Check every line of the material below for the string "сведения", and return the ones that have it.

━━━━━━━━━━━━━━━━

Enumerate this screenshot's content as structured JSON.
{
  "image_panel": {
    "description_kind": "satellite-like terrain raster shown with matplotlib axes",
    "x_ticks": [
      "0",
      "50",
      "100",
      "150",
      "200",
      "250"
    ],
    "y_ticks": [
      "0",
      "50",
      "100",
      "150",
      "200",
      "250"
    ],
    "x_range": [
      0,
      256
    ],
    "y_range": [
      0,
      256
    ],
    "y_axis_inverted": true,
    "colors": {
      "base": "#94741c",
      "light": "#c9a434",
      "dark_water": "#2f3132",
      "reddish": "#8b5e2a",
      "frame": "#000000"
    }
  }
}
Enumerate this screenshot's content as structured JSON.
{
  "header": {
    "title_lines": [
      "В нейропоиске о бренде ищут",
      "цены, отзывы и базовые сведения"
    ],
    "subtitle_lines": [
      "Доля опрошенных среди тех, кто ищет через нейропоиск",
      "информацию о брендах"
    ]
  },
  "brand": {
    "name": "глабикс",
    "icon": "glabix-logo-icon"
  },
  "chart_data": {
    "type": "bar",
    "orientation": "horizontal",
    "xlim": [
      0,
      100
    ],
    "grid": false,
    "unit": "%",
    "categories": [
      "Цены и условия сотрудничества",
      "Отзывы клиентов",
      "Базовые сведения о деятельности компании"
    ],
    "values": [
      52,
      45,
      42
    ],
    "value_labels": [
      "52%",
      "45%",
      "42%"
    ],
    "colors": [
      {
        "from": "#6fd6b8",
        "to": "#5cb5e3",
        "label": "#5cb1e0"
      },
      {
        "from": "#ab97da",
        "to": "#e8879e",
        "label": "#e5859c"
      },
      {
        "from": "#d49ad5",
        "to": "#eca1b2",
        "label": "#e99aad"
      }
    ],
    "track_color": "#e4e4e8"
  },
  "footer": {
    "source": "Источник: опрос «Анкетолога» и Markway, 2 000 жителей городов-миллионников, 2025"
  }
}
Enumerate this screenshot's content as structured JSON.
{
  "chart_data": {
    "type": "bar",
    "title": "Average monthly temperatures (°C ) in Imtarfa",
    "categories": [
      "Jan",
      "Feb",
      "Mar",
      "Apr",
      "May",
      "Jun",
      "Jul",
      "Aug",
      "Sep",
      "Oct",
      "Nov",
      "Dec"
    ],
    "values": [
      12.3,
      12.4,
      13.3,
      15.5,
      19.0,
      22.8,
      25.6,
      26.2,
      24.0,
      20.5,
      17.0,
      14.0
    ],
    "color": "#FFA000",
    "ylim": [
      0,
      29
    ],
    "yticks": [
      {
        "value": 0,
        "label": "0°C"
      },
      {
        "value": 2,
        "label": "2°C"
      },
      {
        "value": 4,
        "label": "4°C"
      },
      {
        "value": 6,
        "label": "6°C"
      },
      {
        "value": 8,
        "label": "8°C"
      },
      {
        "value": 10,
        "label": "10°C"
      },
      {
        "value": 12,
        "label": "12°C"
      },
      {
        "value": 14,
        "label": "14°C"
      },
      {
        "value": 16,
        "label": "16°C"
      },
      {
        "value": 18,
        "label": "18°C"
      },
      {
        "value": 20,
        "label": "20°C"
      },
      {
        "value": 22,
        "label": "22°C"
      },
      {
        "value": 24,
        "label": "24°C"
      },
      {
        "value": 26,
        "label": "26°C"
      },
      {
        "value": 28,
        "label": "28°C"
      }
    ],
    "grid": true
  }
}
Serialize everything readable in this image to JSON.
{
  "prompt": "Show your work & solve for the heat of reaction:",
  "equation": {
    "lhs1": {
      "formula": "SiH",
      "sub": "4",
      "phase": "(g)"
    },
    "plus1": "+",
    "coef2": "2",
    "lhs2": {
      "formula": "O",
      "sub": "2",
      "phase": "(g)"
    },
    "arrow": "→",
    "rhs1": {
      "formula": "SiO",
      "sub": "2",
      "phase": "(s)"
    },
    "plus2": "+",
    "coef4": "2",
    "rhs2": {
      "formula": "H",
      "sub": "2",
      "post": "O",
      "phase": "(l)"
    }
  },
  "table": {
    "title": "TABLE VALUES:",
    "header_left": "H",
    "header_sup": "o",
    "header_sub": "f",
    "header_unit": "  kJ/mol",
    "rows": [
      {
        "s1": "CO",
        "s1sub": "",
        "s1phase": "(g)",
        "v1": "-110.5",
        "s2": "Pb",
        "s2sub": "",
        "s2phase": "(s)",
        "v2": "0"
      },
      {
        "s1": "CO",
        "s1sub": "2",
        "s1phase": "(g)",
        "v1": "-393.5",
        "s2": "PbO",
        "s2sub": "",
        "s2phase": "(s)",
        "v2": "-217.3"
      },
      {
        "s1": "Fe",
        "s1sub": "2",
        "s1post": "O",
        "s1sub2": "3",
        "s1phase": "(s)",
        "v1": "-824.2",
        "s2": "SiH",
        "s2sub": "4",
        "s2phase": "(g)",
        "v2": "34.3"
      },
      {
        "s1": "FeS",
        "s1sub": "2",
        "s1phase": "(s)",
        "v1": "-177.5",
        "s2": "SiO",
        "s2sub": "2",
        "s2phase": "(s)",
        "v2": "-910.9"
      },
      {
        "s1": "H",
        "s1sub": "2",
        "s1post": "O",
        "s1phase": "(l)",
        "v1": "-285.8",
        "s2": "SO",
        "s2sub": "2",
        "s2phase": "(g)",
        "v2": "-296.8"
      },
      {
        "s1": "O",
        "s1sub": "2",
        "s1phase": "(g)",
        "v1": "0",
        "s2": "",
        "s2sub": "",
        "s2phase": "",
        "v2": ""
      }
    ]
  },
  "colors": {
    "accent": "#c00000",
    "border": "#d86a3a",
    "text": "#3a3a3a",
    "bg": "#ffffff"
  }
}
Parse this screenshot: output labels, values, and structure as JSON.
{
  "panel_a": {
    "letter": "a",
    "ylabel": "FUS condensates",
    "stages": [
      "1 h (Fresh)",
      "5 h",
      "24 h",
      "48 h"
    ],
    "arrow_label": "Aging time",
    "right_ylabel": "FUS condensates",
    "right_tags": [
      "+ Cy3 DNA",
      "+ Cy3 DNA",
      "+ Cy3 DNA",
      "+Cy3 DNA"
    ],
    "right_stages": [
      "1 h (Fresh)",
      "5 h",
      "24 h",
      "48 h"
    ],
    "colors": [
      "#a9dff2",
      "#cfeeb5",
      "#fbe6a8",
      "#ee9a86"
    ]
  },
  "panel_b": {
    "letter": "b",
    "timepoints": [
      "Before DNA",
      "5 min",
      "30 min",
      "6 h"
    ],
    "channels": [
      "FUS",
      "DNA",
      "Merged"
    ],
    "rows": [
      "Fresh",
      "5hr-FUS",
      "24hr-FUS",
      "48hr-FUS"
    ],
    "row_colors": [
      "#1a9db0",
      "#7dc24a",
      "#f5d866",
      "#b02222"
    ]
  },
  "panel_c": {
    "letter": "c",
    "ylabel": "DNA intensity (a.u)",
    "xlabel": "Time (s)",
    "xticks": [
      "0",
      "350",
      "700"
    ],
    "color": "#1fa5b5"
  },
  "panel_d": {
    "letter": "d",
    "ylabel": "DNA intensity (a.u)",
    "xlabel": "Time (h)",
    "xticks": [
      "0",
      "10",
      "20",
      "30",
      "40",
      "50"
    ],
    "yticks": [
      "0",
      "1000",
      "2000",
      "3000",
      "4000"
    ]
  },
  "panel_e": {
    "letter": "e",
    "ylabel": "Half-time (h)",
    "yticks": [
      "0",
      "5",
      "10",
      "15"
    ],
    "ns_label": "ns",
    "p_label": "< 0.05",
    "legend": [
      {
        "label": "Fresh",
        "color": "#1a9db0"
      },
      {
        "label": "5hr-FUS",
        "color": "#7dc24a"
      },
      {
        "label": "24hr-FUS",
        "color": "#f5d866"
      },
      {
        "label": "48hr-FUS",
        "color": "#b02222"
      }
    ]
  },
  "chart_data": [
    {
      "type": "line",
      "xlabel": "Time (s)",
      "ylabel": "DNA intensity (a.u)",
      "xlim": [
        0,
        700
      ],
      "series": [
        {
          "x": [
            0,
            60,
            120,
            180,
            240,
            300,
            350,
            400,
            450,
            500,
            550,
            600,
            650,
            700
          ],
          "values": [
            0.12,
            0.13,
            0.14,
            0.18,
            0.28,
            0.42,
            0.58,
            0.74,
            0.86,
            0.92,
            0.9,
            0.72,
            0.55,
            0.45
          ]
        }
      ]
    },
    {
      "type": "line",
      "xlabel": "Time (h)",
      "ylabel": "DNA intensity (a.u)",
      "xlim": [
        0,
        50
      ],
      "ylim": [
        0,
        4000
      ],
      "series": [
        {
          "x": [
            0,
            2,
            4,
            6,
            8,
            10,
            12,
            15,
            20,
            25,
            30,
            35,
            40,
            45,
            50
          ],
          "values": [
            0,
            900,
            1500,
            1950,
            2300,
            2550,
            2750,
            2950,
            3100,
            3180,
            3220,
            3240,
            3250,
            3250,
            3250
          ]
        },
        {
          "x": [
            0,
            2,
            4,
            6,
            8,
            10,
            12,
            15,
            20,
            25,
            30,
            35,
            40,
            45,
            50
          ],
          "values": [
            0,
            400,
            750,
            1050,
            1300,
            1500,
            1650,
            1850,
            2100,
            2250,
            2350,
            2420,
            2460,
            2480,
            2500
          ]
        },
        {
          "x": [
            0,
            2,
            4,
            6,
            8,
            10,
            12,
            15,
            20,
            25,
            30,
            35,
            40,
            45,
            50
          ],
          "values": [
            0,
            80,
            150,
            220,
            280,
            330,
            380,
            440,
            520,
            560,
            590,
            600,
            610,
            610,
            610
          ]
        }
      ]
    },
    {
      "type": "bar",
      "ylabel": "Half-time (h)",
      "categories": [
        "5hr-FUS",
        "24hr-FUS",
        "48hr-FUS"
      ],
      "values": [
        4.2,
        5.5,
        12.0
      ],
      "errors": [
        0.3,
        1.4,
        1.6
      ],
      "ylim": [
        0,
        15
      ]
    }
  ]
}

━━━━━━━━━━━━━━━━

Expected answer:
      "цены, отзывы и базовые сведения"
      "Базовые сведения о деятельности компании"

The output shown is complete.